Transcribe the records below exactly, leaving out any pictures.

# # #

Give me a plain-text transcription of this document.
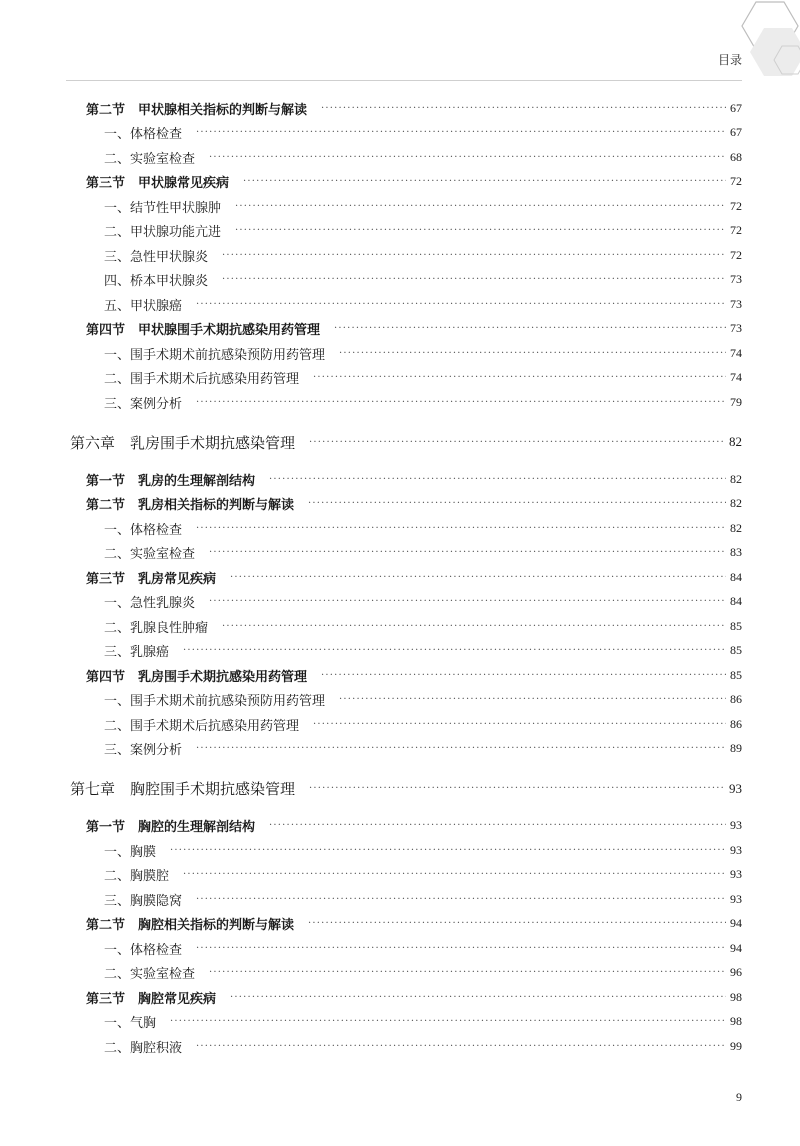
目录
第二节　甲状腺相关指标的判断与解读 ·····	67
一、体格检查 ·····	67
二、实验室检查 ·····	68
第三节　甲状腺常见疾病 ·····	72
一、结节性甲状腺肿 ·····	72
二、甲状腺功能亢进 ·····	72
三、急性甲状腺炎 ·····	72
四、桥本甲状腺炎 ·····	73
五、甲状腺癌 ·····	73
第四节　甲状腺围手术期抗感染用药管理 ·····	73
一、围手术期术前抗感染预防用药管理 ·····	74
二、围手术期术后抗感染用药管理 ·····	74
三、案例分析 ·····	79
第六章　乳房围手术期抗感染管理 ·····	82
第一节　乳房的生理解剖结构 ·····	82
第二节　乳房相关指标的判断与解读 ·····	82
一、体格检查 ·····	82
二、实验室检查 ·····	83
第三节　乳房常见疾病 ·····	84
一、急性乳腺炎 ·····	84
二、乳腺良性肿瘤 ·····	85
三、乳腺癌 ·····	85
第四节　乳房围手术期抗感染用药管理 ·····	85
一、围手术期术前抗感染预防用药管理 ·····	86
二、围手术期术后抗感染用药管理 ·····	86
三、案例分析 ·····	89
第七章　胸腔围手术期抗感染管理 ·····	93
第一节　胸腔的生理解剖结构 ·····	93
一、胸膜 ·····	93
二、胸膜腔 ·····	93
三、胸膜隐窝 ·····	93
第二节　胸腔相关指标的判断与解读 ·····	94
一、体格检查 ·····	94
二、实验室检查 ·····	96
第三节　胸腔常见疾病 ·····	98
一、气胸 ·····	98
二、胸腔积液 ·····	99
9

# # #

§ In response
Give me a plain-text transcription of this document.
目录
第二节　甲状腺相关指标的判断与解读 ·····	67
一、体格检查 ·····	67
二、实验室检查 ·····	68
第三节　甲状腺常见疾病 ·····	72
一、结节性甲状腺肿 ·····	72
二、甲状腺功能亢进 ·····	72
三、急性甲状腺炎 ·····	72
四、桥本甲状腺炎 ·····	73
五、甲状腺癌 ·····	73
第四节　甲状腺围手术期抗感染用药管理 ·····	73
一、围手术期术前抗感染预防用药管理 ·····	74
二、围手术期术后抗感染用药管理 ·····	74
三、案例分析 ·····	79
第六章　乳房围手术期抗感染管理 ·····	82
第一节　乳房的生理解剖结构 ·····	82
第二节　乳房相关指标的判断与解读 ·····	82
一、体格检查 ·····	82
二、实验室检查 ·····	83
第三节　乳房常见疾病 ·····	84
一、急性乳腺炎 ·····	84
二、乳腺良性肿瘤 ·····	85
三、乳腺癌 ·····	85
第四节　乳房围手术期抗感染用药管理 ·····	85
一、围手术期术前抗感染预防用药管理 ·····	86
二、围手术期术后抗感染用药管理 ·····	86
三、案例分析 ·····	89
第七章　胸腔围手术期抗感染管理 ·····	93
第一节　胸腔的生理解剖结构 ·····	93
一、胸膜 ·····	93
二、胸膜腔 ·····	93
三、胸膜隐窝 ·····	93
第二节　胸腔相关指标的判断与解读 ·····	94
一、体格检查 ·····	94
二、实验室检查 ·····	96
第三节　胸腔常见疾病 ·····	98
一、气胸 ·····	98
二、胸腔积液 ·····	99
9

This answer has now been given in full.